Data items
::::::::::

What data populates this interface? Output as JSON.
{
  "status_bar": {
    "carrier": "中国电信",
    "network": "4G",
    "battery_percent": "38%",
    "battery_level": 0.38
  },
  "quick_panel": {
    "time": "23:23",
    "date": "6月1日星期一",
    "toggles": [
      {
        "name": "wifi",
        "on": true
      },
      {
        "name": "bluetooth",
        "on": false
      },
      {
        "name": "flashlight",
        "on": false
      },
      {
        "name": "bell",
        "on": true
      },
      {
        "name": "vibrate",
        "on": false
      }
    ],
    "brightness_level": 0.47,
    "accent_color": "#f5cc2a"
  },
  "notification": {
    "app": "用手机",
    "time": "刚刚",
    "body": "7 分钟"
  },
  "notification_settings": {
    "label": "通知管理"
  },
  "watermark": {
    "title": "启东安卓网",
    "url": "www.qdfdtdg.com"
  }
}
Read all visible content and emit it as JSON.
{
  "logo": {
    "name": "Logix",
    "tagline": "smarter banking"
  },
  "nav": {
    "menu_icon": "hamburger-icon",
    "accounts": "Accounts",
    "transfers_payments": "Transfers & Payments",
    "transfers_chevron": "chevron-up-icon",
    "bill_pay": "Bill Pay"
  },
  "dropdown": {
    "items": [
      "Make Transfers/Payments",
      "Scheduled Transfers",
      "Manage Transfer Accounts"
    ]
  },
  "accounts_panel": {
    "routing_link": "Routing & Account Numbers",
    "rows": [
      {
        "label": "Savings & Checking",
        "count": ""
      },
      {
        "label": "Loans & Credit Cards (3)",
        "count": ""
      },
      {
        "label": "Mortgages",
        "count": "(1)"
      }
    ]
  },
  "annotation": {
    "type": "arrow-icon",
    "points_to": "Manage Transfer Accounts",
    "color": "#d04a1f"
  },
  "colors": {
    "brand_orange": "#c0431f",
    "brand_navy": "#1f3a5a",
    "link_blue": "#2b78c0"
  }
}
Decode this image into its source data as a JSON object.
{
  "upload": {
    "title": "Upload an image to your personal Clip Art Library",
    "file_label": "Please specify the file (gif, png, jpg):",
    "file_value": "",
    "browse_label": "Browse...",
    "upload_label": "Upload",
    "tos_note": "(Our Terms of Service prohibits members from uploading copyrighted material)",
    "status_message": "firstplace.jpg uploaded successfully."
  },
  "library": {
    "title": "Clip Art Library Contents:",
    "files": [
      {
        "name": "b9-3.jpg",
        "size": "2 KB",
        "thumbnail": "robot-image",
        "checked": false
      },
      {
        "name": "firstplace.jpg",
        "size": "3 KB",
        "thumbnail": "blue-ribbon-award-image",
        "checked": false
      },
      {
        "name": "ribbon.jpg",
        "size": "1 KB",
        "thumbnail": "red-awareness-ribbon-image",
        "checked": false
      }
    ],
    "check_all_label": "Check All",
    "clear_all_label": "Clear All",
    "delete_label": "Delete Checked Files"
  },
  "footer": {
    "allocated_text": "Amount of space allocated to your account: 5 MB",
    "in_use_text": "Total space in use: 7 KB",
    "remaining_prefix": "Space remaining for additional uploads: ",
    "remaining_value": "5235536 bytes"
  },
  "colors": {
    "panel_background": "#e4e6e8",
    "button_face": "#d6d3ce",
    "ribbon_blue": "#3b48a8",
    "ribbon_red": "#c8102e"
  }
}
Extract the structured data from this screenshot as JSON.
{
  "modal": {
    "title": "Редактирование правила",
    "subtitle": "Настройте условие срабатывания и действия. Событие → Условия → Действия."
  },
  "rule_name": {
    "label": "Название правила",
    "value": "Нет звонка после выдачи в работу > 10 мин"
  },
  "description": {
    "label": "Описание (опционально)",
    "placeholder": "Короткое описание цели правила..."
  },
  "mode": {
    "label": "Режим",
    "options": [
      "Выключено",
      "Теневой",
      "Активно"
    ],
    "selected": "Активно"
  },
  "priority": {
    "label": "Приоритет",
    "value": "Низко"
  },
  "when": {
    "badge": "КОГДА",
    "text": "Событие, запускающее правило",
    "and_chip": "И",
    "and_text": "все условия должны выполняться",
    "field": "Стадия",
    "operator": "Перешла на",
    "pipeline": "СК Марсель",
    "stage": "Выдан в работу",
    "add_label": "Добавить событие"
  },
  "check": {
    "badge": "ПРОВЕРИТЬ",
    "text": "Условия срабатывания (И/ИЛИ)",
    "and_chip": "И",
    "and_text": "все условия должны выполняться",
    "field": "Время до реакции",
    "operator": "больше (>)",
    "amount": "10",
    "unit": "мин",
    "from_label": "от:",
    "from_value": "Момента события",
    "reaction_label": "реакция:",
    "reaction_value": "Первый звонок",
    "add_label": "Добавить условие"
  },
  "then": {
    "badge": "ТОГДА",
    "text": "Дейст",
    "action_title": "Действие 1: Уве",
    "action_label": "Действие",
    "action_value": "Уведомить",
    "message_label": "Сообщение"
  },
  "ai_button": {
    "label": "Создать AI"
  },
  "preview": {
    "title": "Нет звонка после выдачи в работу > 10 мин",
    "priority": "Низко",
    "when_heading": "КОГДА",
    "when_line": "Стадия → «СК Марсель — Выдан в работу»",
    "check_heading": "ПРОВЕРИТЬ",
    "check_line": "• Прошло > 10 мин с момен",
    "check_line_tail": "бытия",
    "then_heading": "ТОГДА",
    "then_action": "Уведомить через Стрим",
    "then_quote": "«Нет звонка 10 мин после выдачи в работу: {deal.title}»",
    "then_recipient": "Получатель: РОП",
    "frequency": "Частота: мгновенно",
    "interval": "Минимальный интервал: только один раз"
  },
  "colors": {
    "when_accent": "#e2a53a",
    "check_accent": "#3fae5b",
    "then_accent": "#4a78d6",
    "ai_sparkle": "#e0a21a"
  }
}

::::::::::

**What to work on**: Output every line above without altering anything.

**Answer to this task**:
What data populates this interface? Output as JSON.
{
  "status_bar": {
    "carrier": "中国电信",
    "network": "4G",
    "battery_percent": "38%",
    "battery_level": 0.38
  },
  "quick_panel": {
    "time": "23:23",
    "date": "6月1日星期一",
    "toggles": [
      {
        "name": "wifi",
        "on": true
      },
      {
        "name": "bluetooth",
        "on": false
      },
      {
        "name": "flashlight",
        "on": false
      },
      {
        "name": "bell",
        "on": true
      },
      {
        "name": "vibrate",
        "on": false
      }
    ],
    "brightness_level": 0.47,
    "accent_color": "#f5cc2a"
  },
  "notification": {
    "app": "用手机",
    "time": "刚刚",
    "body": "7 分钟"
  },
  "notification_settings": {
    "label": "通知管理"
  },
  "watermark": {
    "title": "启东安卓网",
    "url": "www.qdfdtdg.com"
  }
}
Read all visible content and emit it as JSON.
{
  "logo": {
    "name": "Logix",
    "tagline": "smarter banking"
  },
  "nav": {
    "menu_icon": "hamburger-icon",
    "accounts": "Accounts",
    "transfers_payments": "Transfers & Payments",
    "transfers_chevron": "chevron-up-icon",
    "bill_pay": "Bill Pay"
  },
  "dropdown": {
    "items": [
      "Make Transfers/Payments",
      "Scheduled Transfers",
      "Manage Transfer Accounts"
    ]
  },
  "accounts_panel": {
    "routing_link": "Routing & Account Numbers",
    "rows": [
      {
        "label": "Savings & Checking",
        "count": ""
      },
      {
        "label": "Loans & Credit Cards (3)",
        "count": ""
      },
      {
        "label": "Mortgages",
        "count": "(1)"
      }
    ]
  },
  "annotation": {
    "type": "arrow-icon",
    "points_to": "Manage Transfer Accounts",
    "color": "#d04a1f"
  },
  "colors": {
    "brand_orange": "#c0431f",
    "brand_navy": "#1f3a5a",
    "link_blue": "#2b78c0"
  }
}
Decode this image into its source data as a JSON object.
{
  "upload": {
    "title": "Upload an image to your personal Clip Art Library",
    "file_label": "Please specify the file (gif, png, jpg):",
    "file_value": "",
    "browse_label": "Browse...",
    "upload_label": "Upload",
    "tos_note": "(Our Terms of Service prohibits members from uploading copyrighted material)",
    "status_message": "firstplace.jpg uploaded successfully."
  },
  "library": {
    "title": "Clip Art Library Contents:",
    "files": [
      {
        "name": "b9-3.jpg",
        "size": "2 KB",
        "thumbnail": "robot-image",
        "checked": false
      },
      {
        "name": "firstplace.jpg",
        "size": "3 KB",
        "thumbnail": "blue-ribbon-award-image",
        "checked": false
      },
      {
        "name": "ribbon.jpg",
        "size": "1 KB",
        "thumbnail": "red-awareness-ribbon-image",
        "checked": false
      }
    ],
    "check_all_label": "Check All",
    "clear_all_label": "Clear All",
    "delete_label": "Delete Checked Files"
  },
  "footer": {
    "allocated_text": "Amount of space allocated to your account: 5 MB",
    "in_use_text": "Total space in use: 7 KB",
    "remaining_prefix": "Space remaining for additional uploads: ",
    "remaining_value": "5235536 bytes"
  },
  "colors": {
    "panel_background": "#e4e6e8",
    "button_face": "#d6d3ce",
    "ribbon_blue": "#3b48a8",
    "ribbon_red": "#c8102e"
  }
}
Extract the structured data from this screenshot as JSON.
{
  "modal": {
    "title": "Редактирование правила",
    "subtitle": "Настройте условие срабатывания и действия. Событие → Условия → Действия."
  },
  "rule_name": {
    "label": "Название правила",
    "value": "Нет звонка после выдачи в работу > 10 мин"
  },
  "description": {
    "label": "Описание (опционально)",
    "placeholder": "Короткое описание цели правила..."
  },
  "mode": {
    "label": "Режим",
    "options": [
      "Выключено",
      "Теневой",
      "Активно"
    ],
    "selected": "Активно"
  },
  "priority": {
    "label": "Приоритет",
    "value": "Низко"
  },
  "when": {
    "badge": "КОГДА",
    "text": "Событие, запускающее правило",
    "and_chip": "И",
    "and_text": "все условия должны выполняться",
    "field": "Стадия",
    "operator": "Перешла на",
    "pipeline": "СК Марсель",
    "stage": "Выдан в работу",
    "add_label": "Добавить событие"
  },
  "check": {
    "badge": "ПРОВЕРИТЬ",
    "text": "Условия срабатывания (И/ИЛИ)",
    "and_chip": "И",
    "and_text": "все условия должны выполняться",
    "field": "Время до реакции",
    "operator": "больше (>)",
    "amount": "10",
    "unit": "мин",
    "from_label": "от:",
    "from_value": "Момента события",
    "reaction_label": "реакция:",
    "reaction_value": "Первый звонок",
    "add_label": "Добавить условие"
  },
  "then": {
    "badge": "ТОГДА",
    "text": "Дейст",
    "action_title": "Действие 1: Уве",
    "action_label": "Действие",
    "action_value": "Уведомить",
    "message_label": "Сообщение"
  },
  "ai_button": {
    "label": "Создать AI"
  },
  "preview": {
    "title": "Нет звонка после выдачи в работу > 10 мин",
    "priority": "Низко",
    "when_heading": "КОГДА",
    "when_line": "Стадия → «СК Марсель — Выдан в работу»",
    "check_heading": "ПРОВЕРИТЬ",
    "check_line": "• Прошло > 10 мин с момен",
    "check_line_tail": "бытия",
    "then_heading": "ТОГДА",
    "then_action": "Уведомить через Стрим",
    "then_quote": "«Нет звонка 10 мин после выдачи в работу: {deal.title}»",
    "then_recipient": "Получатель: РОП",
    "frequency": "Частота: мгновенно",
    "interval": "Минимальный интервал: только один раз"
  },
  "colors": {
    "when_accent": "#e2a53a",
    "check_accent": "#3fae5b",
    "then_accent": "#4a78d6",
    "ai_sparkle": "#e0a21a"
  }
}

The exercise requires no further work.